### [TASK SET]
**A)** Translate this sentence from the passage on Melbourne's arcades into Spanish: "Built in 1869, it's Melbourne's oldest trading arcade."
**B)** Answer these questions from the passage on Melbourne's arcades:
(i) How many arcades does the city have, according to Wikipedia?
(ii) In what year was Block Arcade built?
(iii) Since when has Royal Arcade been owned by its tenants?
**C)** From the passage on Melbourne's arcades, output the text that begins at the words "But let's move" and stops after "shop Babushka's .".

I'm often impressed by our ornate, old-world arcades as I walk around Melbourne. They're a tourist icon for good reason. And I love the way they hide their extravagance until the last moment. It's not until you step inside that they hit you with their lavish, over-the-top interiors.

So which arcade is Melbourne's best? There's a lot to choose from, with 15 arcades throughout the city (according to the pronouncements of Wikipedia ). And that's before we even get started on laneways.

For me, it's a tough battle between three – Block, Royal and Cathedral Arcades.

At first glance, Block Arcade, at 280 - 286 Collins St, seems like a hair-in-a-bun, frosty piano teacher type of arcade. Built in 1893 and modelled on Galleria Vittoria in Milan, this is a place that looks seriously cultured, even forbidding. There are mosaic tiles on the floor, a glass canopy roof, and an overload of decorative arches and carved stone.



But you soon realise it isn't at all unwelcoming - anyone can wander inside, even if you're wearing your Ugg boots.



Anyway, how can a place that houses Haighs Chocolates and the cakes of the Hopetoun Tea Rooms actually be hostile?



But let's move swiftly on - it's important the committed arcade-viewer remains focused.

Royal Arcade , at 335 Bourke Street Mall, connects the mall with Little Collins and Elizabeth Streets.



Built in 1869, it's Melbourne's oldest trading arcade. It's also kind of democratic – it's been owned by its tenants since the 1950's. I really like its international feel – the carved figures of Gog and Magog striking the clock, the statue of the Greek mythological character, Chronos, and the Russian doll shop Babushka's .

### [DATA SUPPLIED]
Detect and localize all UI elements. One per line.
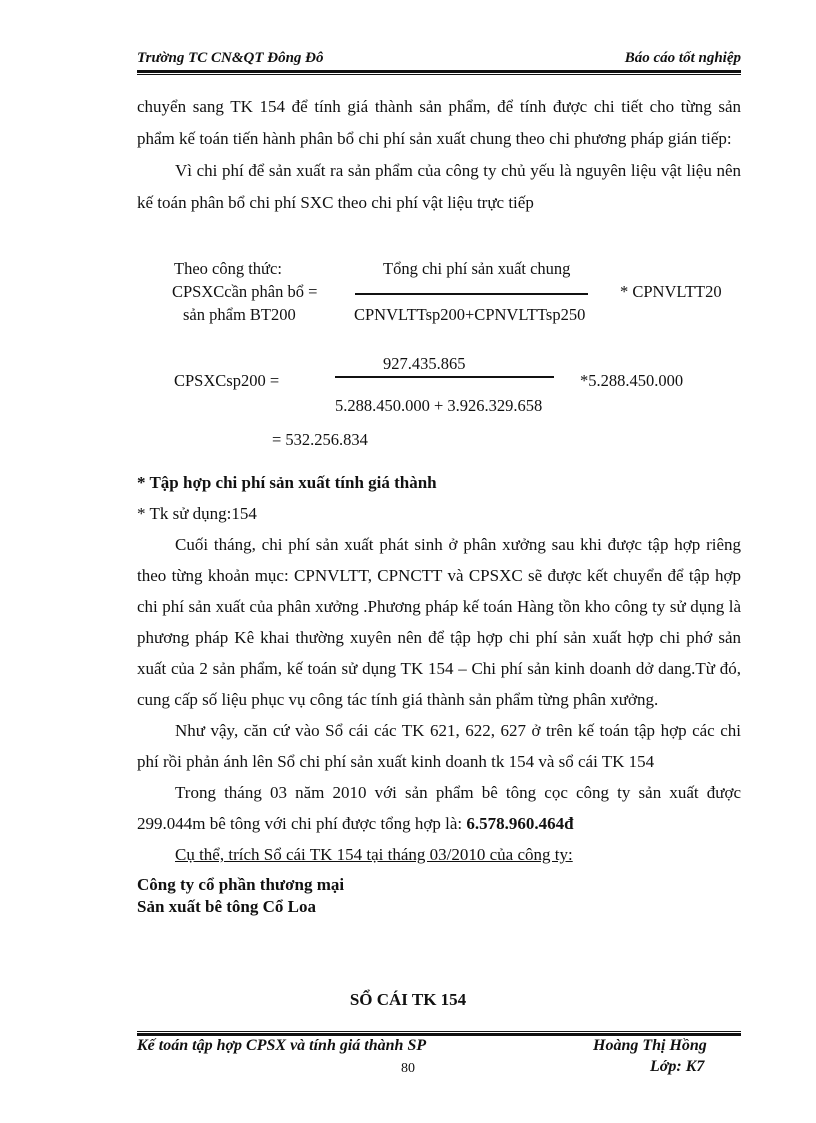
footer-author: Hoàng Thị Hồng	[593, 1037, 707, 1054]
header-rule-thin	[137, 74, 741, 75]
body-top	[137, 91, 741, 219]
company-line-1: Công ty cổ phần thương mại	[137, 875, 345, 894]
formula-label-1: Theo công thức:	[174, 259, 282, 278]
paragraph-2: Vì chi phí để sản xuất ra sản phẩm của công ty chủ yếu là nguyên liệu vật liệu nên kế toán phân bổ chi phí SXC theo chi phí vật liệu trực tiếp	[137, 161, 741, 212]
formula-label-2: CPSXCcần phân bổ =	[172, 282, 318, 301]
page-header	[137, 50, 741, 72]
body-section	[137, 467, 741, 918]
formula-label-3: sản phẩm BT200	[183, 305, 296, 324]
footer-rule-thick	[137, 1033, 741, 1036]
ledger-title: SỔ CÁI TK 154	[349, 990, 467, 1009]
footer-rule-thin	[137, 1031, 741, 1032]
paragraph-5-text: Trong tháng 03 năm 2010 với sản phẩm bê tông cọc công ty sản xuất được 299.044m bê tông với chi phí được tổng hợp là:	[137, 783, 741, 833]
formula-numerator-2: 927.435.865	[383, 354, 466, 373]
paragraph-6-text: Cụ thể, trích Sổ cái TK 154 tại tháng 03/2010 của công ty:	[175, 845, 573, 864]
header-rule-thick	[137, 70, 741, 73]
company-line-2: Sản xuất bê tông Cổ Loa	[137, 897, 317, 916]
section-account: * Tk sử dụng:154	[137, 504, 257, 523]
paragraph-6	[137, 839, 741, 870]
company-block	[137, 874, 741, 918]
formula-multiplier-1: * CPNVLTT20	[620, 282, 722, 301]
formula-multiplier-2: *5.288.450.000	[580, 371, 684, 390]
total-cost-value: 6.578.960.464đ	[466, 814, 574, 833]
formula-numerator-1: Tổng chi phí sản xuất chung	[383, 259, 571, 278]
formula-label-4: CPSXCsp200 =	[174, 371, 280, 390]
paragraph-3: Cuối tháng, chi phí sản xuất phát sinh ở phân xưởng sau khi được tập hợp riêng theo từng khoản mục: CPNVLTT, CPNCTT và CPSXC sẽ được kết chuyển để tập hợp chi phí sản xuất của phân xưởng .Phương pháp kế toán Hàng tồn kho công ty sử dụng là phương pháp Kê khai thường xuyên nên để tập hợp chi phí sản xuất hợp chi phớ sản xuất của 2 sản phẩm, kế toán sử dụng TK 154 – Chi phí sản kinh doanh dở dang.Từ đó, cung cấp số liệu phục vụ công tác tính giá thành sản phẩm từng phân xưởng.	[137, 535, 741, 709]
footer-topic: Kế toán tập hợp CPSX và tính giá thành SP	[137, 1037, 427, 1054]
header-school: Trường TC CN&QT Đông Đô	[137, 50, 324, 66]
section-heading: * Tập hợp chi phí sản xuất tính giá thành	[137, 473, 437, 492]
fraction-bar-2	[335, 376, 554, 378]
footer-class: Lớp: K7	[650, 1058, 705, 1075]
page-number: 80	[401, 1061, 415, 1076]
formula-result: = 532.256.834	[272, 430, 368, 449]
fraction-bar-1	[355, 293, 588, 295]
paragraph-4: Như vậy, căn cứ vào Sổ cái các TK 621, 622, 627 ở trên kế toán tập hợp các chi phí rồi phản ánh lên Sổ chi phí sản xuất kinh doanh tk 154 và sổ cái TK 154	[137, 721, 741, 771]
header-report-type: Báo cáo tốt nghiệp	[624, 50, 741, 66]
paragraph-5	[137, 777, 741, 839]
formula-denominator-2: 5.288.450.000 + 3.926.329.658	[335, 396, 543, 415]
paragraph-1: chuyển sang TK 154 để tính giá thành sản phẩm, để tính được chi tiết cho từng sản phẩm kế toán tiến hành phân bổ chi phí sản xuất chung theo chi phương pháp gián tiếp:	[137, 97, 741, 148]
formula-denominator-1: CPNVLTTsp200+CPNVLTTsp250	[354, 305, 586, 324]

### [TASK RESPONSES]
**A)** Construida en 1869, es la galería comercial más antigua de Melbourne.

**B)**
(i) 15
(ii) 1893
(iii) Since the 1950's

**C)**
But let's move swiftly on - it's important the committed arcade-viewer remains focused.

Royal Arcade , at 335 Bourke Street Mall, connects the mall with Little Collins and Elizabeth Streets.



Built in 1869, it's Melbourne's oldest trading arcade. It's also kind of democratic – it's been owned by its tenants since the 1950's. I really like its international feel – the carved figures of Gog and Magog striking the clock, the statue of the Greek mythological character, Chronos, and the Russian doll shop Babushka's .